*Items:*
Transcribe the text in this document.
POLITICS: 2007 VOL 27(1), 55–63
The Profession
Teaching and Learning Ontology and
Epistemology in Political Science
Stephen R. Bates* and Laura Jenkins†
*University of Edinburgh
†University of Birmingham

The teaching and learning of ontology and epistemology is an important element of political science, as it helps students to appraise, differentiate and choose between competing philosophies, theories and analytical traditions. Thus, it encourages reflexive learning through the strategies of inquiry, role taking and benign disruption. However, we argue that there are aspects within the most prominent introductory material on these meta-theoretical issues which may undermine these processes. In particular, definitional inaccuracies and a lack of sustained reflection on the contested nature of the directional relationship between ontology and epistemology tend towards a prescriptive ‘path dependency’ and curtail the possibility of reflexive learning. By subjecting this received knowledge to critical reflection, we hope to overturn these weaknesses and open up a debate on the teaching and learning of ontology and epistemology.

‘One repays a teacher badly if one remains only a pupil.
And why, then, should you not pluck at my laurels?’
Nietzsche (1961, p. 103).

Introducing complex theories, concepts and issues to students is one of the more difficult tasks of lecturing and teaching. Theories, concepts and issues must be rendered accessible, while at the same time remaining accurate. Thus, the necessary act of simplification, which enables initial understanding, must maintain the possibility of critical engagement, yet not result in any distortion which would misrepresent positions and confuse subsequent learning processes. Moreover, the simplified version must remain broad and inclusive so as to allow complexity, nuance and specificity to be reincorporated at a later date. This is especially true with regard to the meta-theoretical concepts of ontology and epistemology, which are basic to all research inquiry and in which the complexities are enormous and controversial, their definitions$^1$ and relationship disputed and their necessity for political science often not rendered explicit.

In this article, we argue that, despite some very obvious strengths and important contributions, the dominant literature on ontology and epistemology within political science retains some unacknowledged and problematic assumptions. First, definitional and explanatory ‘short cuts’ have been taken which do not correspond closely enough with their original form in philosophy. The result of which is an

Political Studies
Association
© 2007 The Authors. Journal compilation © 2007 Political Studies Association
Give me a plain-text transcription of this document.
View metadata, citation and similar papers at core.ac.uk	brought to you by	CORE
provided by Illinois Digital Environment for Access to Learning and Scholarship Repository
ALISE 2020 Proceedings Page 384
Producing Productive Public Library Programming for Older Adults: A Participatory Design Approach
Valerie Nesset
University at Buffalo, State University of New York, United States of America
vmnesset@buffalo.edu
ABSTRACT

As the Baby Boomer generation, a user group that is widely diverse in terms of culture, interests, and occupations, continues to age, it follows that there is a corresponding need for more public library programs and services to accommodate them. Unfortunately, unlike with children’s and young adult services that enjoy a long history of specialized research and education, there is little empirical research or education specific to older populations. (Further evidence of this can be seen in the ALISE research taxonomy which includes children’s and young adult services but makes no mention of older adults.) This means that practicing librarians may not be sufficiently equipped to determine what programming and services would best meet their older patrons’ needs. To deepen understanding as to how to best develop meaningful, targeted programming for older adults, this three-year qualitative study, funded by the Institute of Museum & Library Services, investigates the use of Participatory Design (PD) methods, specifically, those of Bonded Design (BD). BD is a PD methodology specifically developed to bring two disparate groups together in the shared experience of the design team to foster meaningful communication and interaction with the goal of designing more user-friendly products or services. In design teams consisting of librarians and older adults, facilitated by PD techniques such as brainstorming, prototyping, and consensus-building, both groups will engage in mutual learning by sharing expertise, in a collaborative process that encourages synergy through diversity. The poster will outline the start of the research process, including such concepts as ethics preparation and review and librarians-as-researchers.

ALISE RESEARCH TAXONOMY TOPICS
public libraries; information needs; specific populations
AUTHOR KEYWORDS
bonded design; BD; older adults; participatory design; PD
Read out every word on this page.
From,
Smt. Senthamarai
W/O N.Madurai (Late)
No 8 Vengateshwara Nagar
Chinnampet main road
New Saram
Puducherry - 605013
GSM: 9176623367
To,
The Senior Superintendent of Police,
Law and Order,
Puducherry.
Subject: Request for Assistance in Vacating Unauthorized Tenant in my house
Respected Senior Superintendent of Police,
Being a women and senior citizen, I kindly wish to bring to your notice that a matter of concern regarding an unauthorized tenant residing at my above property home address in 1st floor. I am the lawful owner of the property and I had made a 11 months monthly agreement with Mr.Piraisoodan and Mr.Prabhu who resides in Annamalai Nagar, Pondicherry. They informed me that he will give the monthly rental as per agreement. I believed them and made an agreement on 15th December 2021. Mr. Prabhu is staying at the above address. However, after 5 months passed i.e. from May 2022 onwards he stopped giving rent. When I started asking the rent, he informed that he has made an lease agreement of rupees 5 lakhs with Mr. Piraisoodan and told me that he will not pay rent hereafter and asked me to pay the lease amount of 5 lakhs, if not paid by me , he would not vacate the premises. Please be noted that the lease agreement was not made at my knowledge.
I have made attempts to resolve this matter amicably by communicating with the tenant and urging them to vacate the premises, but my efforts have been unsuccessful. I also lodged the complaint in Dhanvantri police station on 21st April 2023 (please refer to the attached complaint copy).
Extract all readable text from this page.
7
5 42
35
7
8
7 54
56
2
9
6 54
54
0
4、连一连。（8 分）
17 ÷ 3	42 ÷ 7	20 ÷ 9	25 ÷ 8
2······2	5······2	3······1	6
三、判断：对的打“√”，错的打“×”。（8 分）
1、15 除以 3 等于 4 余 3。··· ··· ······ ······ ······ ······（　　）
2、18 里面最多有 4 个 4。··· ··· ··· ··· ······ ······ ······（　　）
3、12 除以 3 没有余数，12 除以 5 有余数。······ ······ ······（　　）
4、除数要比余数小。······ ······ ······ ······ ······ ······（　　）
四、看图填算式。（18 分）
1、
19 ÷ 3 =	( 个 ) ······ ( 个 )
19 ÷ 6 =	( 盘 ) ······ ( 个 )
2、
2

*Objective:*
Within the listing above, find every line containing the string "Studies" and return it.

*Response to the exercise:*
Political Studies
© 2007 The Authors. Journal compilation © 2007 Political Studies Association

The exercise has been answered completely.